- _What is being asked_
From the passage below on China's fusion experiment, reproduce word for word the portion that begins with "While current nuclear" and ends after "to generate energy.".

** Excerpt follows **

Chinese nuclear scientists have reached an important milestone in the global quest to harness energy from nuclear fusion, a process that occurs naturally in the sun.
The team of scientists from China’s Institute of Plasma Physics announced this week that plasma in their Experimental Advanced Superconducting “Tokamak” (EAST) — dubbed the “artificial sun” — reached a whopping 100 million degrees Celsius, temperature required to maintain a fusion reaction that produces more power than it takes to run.
How did China manage to pull it off?
While current nuclear power plants rely on nuclear fission — a chain reaction where uranium atoms are split to release energy — nuclear fusion effectively does the opposite by forcing atoms to merge.
One way of achieving this on Earth is by using what’s known as a tokamak, a device designed to replicate the nuclear fusion process that occurs naturally in the Sun and stars to generate energy.

** End of Excerpt **
** Records supplied follows **

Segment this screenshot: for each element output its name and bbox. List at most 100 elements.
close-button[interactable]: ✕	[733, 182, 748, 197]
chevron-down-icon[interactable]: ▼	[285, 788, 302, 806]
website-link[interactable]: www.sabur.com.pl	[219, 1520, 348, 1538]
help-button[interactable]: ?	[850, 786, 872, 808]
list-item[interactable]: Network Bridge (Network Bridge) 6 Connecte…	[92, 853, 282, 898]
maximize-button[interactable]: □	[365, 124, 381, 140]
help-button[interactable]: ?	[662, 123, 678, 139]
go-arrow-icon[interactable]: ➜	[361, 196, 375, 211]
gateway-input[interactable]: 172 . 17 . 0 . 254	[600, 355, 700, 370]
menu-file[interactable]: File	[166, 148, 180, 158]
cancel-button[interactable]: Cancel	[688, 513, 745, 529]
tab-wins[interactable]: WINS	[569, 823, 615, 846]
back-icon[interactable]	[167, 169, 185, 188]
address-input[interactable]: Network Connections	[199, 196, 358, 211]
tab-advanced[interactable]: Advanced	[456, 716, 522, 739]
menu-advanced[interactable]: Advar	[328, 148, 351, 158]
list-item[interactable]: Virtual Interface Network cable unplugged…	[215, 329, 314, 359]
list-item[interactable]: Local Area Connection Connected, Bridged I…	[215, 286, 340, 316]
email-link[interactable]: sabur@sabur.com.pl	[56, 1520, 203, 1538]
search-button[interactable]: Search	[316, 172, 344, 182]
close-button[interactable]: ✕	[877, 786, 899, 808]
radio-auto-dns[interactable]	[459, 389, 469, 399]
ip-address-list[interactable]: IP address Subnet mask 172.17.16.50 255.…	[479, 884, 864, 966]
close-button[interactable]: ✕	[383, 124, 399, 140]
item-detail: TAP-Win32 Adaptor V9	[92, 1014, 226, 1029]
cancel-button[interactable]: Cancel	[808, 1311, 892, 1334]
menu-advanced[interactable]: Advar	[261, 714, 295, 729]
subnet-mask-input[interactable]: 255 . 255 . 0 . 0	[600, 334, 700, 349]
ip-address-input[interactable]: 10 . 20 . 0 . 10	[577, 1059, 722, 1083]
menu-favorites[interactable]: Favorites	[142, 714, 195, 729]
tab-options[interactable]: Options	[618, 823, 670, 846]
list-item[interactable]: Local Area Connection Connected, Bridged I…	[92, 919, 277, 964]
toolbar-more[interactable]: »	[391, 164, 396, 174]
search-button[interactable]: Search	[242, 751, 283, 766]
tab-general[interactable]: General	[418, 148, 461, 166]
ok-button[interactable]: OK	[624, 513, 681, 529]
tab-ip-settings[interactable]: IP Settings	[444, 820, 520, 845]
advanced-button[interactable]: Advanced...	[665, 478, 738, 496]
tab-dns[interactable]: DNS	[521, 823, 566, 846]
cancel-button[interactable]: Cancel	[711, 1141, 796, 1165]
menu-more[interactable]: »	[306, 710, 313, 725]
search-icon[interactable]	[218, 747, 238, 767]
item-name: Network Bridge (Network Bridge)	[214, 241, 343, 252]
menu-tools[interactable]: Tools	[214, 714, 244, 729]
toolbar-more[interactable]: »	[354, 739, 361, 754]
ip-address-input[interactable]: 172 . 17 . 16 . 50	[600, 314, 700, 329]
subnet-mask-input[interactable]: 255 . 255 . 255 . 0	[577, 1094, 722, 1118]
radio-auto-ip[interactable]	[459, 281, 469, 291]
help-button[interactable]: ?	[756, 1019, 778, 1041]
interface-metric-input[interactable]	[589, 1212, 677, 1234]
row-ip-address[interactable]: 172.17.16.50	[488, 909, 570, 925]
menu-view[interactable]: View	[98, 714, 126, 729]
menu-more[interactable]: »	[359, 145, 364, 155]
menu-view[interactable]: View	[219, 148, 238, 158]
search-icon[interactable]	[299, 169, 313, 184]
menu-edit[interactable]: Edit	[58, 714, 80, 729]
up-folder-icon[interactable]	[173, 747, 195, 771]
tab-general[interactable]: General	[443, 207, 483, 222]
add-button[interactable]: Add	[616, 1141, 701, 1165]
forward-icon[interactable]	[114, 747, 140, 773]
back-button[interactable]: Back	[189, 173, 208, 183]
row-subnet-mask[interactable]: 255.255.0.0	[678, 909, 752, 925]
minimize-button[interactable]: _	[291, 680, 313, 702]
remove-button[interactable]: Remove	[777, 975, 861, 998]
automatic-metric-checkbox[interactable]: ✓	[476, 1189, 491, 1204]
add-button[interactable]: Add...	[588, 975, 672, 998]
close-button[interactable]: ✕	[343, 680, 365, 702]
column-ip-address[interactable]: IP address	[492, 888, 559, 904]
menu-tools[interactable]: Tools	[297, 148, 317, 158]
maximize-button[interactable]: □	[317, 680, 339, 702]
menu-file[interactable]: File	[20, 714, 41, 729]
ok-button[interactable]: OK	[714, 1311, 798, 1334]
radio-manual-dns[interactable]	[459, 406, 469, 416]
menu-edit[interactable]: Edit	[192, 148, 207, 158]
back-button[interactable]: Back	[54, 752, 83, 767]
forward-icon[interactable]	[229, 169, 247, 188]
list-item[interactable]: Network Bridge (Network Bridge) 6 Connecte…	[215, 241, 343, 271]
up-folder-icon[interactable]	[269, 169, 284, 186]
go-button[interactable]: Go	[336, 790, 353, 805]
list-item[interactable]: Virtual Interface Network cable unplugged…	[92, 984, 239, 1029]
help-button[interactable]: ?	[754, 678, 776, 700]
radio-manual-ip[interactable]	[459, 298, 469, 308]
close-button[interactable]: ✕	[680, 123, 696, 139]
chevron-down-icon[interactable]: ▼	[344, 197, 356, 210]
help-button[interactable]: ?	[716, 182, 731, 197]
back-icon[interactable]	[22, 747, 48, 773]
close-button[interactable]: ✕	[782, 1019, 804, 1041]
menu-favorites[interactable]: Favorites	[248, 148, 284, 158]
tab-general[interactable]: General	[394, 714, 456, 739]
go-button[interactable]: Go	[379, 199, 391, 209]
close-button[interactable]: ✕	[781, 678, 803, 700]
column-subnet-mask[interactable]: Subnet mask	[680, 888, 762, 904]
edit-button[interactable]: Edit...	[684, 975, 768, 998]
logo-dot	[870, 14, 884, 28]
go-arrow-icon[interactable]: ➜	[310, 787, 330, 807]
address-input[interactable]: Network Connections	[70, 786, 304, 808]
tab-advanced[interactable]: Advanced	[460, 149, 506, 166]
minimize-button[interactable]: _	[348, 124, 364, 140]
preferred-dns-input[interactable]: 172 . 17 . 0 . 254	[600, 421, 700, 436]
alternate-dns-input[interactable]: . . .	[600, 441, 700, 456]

** End of Records supplied **

- _The answer_
While current nuclear power plants rely on nuclear fission — a chain reaction where uranium atoms are split to release energy — nuclear fusion effectively does the opposite by forcing atoms to merge.
One way of achieving this on Earth is by using what’s known as a tokamak, a device designed to replicate the nuclear fusion process that occurs naturally in the Sun and stars to generate energy.